* Exercise aim: Every entry must be duplicated precisely as written.

* The records:
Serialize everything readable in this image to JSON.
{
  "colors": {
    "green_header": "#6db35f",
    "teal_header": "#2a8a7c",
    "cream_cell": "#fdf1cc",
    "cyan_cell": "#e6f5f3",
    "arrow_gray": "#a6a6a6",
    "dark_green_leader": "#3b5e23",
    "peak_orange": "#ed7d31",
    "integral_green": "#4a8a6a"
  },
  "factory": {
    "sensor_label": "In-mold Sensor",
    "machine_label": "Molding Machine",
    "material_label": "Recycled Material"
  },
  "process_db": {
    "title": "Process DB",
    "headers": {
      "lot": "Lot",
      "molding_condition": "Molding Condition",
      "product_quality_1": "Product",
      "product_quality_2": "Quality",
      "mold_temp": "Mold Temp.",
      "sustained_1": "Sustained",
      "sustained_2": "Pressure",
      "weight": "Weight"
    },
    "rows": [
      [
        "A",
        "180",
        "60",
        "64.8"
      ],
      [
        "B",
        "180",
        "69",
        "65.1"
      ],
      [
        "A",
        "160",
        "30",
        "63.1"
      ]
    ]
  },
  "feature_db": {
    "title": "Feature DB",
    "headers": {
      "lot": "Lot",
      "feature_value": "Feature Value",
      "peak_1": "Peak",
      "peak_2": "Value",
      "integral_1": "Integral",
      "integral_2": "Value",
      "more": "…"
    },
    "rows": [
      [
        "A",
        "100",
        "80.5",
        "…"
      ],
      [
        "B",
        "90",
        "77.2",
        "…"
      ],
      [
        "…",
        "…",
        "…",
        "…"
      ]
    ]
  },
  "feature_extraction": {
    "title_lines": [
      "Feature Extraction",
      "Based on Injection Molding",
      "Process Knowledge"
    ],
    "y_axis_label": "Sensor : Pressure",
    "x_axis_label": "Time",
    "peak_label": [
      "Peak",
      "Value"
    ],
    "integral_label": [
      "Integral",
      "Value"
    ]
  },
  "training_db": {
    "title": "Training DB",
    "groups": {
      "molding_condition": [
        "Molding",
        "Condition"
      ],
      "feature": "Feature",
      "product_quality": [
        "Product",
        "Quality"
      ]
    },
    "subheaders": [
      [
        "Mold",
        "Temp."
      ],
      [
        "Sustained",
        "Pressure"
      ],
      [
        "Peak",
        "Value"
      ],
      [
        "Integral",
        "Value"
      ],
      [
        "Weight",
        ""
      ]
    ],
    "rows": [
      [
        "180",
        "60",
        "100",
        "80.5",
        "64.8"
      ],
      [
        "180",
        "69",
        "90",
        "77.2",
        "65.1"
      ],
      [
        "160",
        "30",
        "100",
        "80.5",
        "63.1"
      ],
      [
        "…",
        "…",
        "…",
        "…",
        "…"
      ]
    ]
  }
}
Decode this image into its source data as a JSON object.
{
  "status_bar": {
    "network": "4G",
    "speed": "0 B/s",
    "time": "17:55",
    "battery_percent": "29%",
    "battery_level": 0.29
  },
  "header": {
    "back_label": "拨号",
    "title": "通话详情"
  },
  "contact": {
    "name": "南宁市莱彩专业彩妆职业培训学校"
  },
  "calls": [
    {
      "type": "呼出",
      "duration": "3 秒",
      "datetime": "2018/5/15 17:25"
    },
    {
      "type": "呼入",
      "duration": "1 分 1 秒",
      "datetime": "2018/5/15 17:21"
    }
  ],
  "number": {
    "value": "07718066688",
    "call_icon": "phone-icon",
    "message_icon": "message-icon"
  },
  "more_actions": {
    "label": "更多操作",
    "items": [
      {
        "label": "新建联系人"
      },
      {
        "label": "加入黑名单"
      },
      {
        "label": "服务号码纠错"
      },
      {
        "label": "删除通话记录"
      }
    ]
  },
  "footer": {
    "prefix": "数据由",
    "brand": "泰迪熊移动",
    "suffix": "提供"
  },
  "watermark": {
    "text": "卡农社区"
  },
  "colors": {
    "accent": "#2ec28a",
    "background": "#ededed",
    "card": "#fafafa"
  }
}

* Correct answer:
Serialize everything readable in this image to JSON.
{
  "colors": {
    "green_header": "#6db35f",
    "teal_header": "#2a8a7c",
    "cream_cell": "#fdf1cc",
    "cyan_cell": "#e6f5f3",
    "arrow_gray": "#a6a6a6",
    "dark_green_leader": "#3b5e23",
    "peak_orange": "#ed7d31",
    "integral_green": "#4a8a6a"
  },
  "factory": {
    "sensor_label": "In-mold Sensor",
    "machine_label": "Molding Machine",
    "material_label": "Recycled Material"
  },
  "process_db": {
    "title": "Process DB",
    "headers": {
      "lot": "Lot",
      "molding_condition": "Molding Condition",
      "product_quality_1": "Product",
      "product_quality_2": "Quality",
      "mold_temp": "Mold Temp.",
      "sustained_1": "Sustained",
      "sustained_2": "Pressure",
      "weight": "Weight"
    },
    "rows": [
      [
        "A",
        "180",
        "60",
        "64.8"
      ],
      [
        "B",
        "180",
        "69",
        "65.1"
      ],
      [
        "A",
        "160",
        "30",
        "63.1"
      ]
    ]
  },
  "feature_db": {
    "title": "Feature DB",
    "headers": {
      "lot": "Lot",
      "feature_value": "Feature Value",
      "peak_1": "Peak",
      "peak_2": "Value",
      "integral_1": "Integral",
      "integral_2": "Value",
      "more": "…"
    },
    "rows": [
      [
        "A",
        "100",
        "80.5",
        "…"
      ],
      [
        "B",
        "90",
        "77.2",
        "…"
      ],
      [
        "…",
        "…",
        "…",
        "…"
      ]
    ]
  },
  "feature_extraction": {
    "title_lines": [
      "Feature Extraction",
      "Based on Injection Molding",
      "Process Knowledge"
    ],
    "y_axis_label": "Sensor : Pressure",
    "x_axis_label": "Time",
    "peak_label": [
      "Peak",
      "Value"
    ],
    "integral_label": [
      "Integral",
      "Value"
    ]
  },
  "training_db": {
    "title": "Training DB",
    "groups": {
      "molding_condition": [
        "Molding",
        "Condition"
      ],
      "feature": "Feature",
      "product_quality": [
        "Product",
        "Quality"
      ]
    },
    "subheaders": [
      [
        "Mold",
        "Temp."
      ],
      [
        "Sustained",
        "Pressure"
      ],
      [
        "Peak",
        "Value"
      ],
      [
        "Integral",
        "Value"
      ],
      [
        "Weight",
        ""
      ]
    ],
    "rows": [
      [
        "180",
        "60",
        "100",
        "80.5",
        "64.8"
      ],
      [
        "180",
        "69",
        "90",
        "77.2",
        "65.1"
      ],
      [
        "160",
        "30",
        "100",
        "80.5",
        "63.1"
      ],
      [
        "…",
        "…",
        "…",
        "…",
        "…"
      ]
    ]
  }
}
Decode this image into its source data as a JSON object.
{
  "status_bar": {
    "network": "4G",
    "speed": "0 B/s",
    "time": "17:55",
    "battery_percent": "29%",
    "battery_level": 0.29
  },
  "header": {
    "back_label": "拨号",
    "title": "通话详情"
  },
  "contact": {
    "name": "南宁市莱彩专业彩妆职业培训学校"
  },
  "calls": [
    {
      "type": "呼出",
      "duration": "3 秒",
      "datetime": "2018/5/15 17:25"
    },
    {
      "type": "呼入",
      "duration": "1 分 1 秒",
      "datetime": "2018/5/15 17:21"
    }
  ],
  "number": {
    "value": "07718066688",
    "call_icon": "phone-icon",
    "message_icon": "message-icon"
  },
  "more_actions": {
    "label": "更多操作",
    "items": [
      {
        "label": "新建联系人"
      },
      {
        "label": "加入黑名单"
      },
      {
        "label": "服务号码纠错"
      },
      {
        "label": "删除通话记录"
      }
    ]
  },
  "footer": {
    "prefix": "数据由",
    "brand": "泰迪熊移动",
    "suffix": "提供"
  },
  "watermark": {
    "text": "卡农社区"
  },
  "colors": {
    "accent": "#2ec28a",
    "background": "#ededed",
    "card": "#fafafa"
  }
}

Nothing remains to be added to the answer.